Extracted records
══════════

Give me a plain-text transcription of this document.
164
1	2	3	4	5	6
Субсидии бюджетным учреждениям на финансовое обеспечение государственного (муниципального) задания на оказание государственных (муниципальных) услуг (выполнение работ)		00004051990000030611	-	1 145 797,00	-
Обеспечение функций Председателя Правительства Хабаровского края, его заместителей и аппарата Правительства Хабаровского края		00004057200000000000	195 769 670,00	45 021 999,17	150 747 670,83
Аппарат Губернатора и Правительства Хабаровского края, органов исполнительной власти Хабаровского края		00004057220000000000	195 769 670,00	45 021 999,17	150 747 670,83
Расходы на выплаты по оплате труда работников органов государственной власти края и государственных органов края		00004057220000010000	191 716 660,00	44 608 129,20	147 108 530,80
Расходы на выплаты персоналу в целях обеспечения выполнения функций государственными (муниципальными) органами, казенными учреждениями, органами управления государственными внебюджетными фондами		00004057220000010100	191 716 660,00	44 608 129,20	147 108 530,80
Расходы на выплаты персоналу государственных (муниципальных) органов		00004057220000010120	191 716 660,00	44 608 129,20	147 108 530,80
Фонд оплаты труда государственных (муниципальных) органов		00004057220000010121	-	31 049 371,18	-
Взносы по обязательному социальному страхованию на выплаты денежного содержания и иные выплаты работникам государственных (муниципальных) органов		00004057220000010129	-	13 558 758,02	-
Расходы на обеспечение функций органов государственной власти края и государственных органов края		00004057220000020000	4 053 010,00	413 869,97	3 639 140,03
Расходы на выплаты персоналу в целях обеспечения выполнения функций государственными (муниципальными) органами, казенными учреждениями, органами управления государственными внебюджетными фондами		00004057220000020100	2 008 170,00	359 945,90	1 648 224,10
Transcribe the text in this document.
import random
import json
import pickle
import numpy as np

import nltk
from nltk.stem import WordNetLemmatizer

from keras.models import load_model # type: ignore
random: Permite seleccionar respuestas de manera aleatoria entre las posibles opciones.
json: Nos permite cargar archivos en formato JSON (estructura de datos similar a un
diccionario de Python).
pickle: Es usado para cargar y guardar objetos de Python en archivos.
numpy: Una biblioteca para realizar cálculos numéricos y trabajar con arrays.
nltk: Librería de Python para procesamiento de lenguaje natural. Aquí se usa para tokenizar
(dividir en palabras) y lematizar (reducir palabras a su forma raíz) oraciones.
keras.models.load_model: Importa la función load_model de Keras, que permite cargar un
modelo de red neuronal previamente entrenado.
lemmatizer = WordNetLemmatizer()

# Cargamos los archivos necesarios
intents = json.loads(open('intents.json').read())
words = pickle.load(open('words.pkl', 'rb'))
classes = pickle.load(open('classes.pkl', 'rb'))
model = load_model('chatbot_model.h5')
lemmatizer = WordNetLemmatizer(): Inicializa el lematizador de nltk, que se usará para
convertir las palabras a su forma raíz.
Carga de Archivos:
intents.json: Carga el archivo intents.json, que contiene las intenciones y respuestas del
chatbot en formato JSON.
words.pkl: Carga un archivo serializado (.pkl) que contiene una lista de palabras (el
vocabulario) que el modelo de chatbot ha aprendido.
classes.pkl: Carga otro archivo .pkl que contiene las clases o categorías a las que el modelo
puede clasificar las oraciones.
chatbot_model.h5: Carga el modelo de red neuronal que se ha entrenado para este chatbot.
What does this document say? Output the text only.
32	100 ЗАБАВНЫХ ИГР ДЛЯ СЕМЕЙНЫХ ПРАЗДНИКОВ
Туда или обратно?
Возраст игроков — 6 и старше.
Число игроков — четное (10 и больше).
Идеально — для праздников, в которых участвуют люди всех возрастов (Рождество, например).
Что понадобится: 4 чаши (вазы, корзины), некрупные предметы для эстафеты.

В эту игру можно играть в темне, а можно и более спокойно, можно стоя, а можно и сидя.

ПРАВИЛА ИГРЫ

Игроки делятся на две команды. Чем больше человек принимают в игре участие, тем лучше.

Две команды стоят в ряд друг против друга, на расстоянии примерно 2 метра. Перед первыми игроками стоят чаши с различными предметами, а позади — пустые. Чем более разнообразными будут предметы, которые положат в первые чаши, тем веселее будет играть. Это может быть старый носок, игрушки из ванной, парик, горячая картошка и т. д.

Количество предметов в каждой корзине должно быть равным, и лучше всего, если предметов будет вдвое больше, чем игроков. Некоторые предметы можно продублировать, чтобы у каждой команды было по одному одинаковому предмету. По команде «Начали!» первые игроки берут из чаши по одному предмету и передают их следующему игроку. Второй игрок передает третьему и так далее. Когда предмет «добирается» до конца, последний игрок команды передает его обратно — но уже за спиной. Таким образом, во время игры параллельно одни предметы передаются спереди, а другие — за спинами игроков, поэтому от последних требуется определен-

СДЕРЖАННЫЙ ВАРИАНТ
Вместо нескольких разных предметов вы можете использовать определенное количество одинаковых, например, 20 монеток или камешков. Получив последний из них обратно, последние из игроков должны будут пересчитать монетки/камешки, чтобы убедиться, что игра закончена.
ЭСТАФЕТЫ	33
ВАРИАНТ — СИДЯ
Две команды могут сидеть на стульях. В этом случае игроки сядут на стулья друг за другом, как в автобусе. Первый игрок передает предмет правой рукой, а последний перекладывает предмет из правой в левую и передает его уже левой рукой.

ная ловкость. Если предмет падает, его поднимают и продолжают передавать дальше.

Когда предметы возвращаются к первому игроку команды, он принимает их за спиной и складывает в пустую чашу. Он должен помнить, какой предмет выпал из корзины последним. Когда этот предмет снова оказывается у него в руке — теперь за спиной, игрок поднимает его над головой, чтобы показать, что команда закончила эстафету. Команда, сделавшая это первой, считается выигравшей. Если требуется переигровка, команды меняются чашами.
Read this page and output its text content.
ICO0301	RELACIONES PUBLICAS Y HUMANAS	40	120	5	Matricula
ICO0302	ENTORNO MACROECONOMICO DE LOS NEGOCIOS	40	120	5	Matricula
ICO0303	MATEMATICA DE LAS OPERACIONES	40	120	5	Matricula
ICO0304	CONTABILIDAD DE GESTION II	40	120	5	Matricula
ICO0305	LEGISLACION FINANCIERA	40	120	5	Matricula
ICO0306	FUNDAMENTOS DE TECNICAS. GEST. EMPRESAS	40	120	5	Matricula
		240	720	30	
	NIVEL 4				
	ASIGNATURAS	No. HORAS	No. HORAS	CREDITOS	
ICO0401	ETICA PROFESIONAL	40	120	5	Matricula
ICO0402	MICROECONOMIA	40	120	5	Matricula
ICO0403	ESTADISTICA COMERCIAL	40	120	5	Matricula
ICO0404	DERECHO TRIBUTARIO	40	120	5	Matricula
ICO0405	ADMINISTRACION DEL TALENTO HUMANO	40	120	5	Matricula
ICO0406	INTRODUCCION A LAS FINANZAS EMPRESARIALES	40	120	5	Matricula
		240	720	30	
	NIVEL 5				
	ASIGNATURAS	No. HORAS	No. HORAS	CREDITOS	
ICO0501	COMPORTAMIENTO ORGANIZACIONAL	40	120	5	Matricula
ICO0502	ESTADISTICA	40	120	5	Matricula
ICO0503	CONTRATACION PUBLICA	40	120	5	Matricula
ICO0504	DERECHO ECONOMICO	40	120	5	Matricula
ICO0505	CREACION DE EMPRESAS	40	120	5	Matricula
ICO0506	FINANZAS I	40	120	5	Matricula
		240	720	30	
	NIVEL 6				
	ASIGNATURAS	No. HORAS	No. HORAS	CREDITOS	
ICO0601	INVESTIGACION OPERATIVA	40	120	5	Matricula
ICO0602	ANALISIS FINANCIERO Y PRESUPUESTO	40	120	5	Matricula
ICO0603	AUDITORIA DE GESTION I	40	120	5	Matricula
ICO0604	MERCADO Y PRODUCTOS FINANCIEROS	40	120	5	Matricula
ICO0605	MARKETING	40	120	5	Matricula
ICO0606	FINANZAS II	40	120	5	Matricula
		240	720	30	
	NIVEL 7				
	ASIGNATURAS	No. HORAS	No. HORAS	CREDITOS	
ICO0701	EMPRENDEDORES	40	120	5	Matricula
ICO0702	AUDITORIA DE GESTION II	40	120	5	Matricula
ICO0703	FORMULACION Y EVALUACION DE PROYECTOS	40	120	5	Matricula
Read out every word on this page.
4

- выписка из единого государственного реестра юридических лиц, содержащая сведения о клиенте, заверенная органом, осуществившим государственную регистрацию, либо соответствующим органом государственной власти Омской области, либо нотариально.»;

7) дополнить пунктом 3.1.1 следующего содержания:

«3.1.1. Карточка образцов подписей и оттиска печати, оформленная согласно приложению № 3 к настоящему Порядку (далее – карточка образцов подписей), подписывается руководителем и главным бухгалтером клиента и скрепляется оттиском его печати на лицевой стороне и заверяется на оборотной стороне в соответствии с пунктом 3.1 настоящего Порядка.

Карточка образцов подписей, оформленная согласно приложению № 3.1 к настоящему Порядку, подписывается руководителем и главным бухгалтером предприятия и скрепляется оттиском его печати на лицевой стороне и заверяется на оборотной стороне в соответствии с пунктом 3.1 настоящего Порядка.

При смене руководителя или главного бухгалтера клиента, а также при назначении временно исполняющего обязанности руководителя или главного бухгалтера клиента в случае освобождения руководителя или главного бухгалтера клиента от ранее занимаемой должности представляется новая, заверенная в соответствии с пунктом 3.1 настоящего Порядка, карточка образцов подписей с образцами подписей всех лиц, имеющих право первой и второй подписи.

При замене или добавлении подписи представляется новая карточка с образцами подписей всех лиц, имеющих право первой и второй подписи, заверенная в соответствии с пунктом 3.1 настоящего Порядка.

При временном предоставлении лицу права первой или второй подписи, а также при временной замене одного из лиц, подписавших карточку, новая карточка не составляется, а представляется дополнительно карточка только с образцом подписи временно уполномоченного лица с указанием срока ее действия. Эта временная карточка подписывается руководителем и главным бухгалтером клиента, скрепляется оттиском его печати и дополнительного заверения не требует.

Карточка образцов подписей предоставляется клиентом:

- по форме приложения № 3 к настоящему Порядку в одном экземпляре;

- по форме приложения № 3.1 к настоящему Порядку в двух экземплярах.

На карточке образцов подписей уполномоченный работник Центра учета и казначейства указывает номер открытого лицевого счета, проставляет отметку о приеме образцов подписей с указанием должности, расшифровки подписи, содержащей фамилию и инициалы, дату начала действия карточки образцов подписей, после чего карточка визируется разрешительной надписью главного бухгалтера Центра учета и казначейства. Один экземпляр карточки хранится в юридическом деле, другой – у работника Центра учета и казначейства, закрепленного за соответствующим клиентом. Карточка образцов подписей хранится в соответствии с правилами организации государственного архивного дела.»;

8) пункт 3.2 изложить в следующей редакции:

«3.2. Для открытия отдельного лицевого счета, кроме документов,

══════════

(Set problem) Filter the records above for "keras" and copy every matching line.

(Expected answer)
from keras.models import load_model # type: ignore
keras.models.load_model: Importa la función load_model de Keras, que permite cargar un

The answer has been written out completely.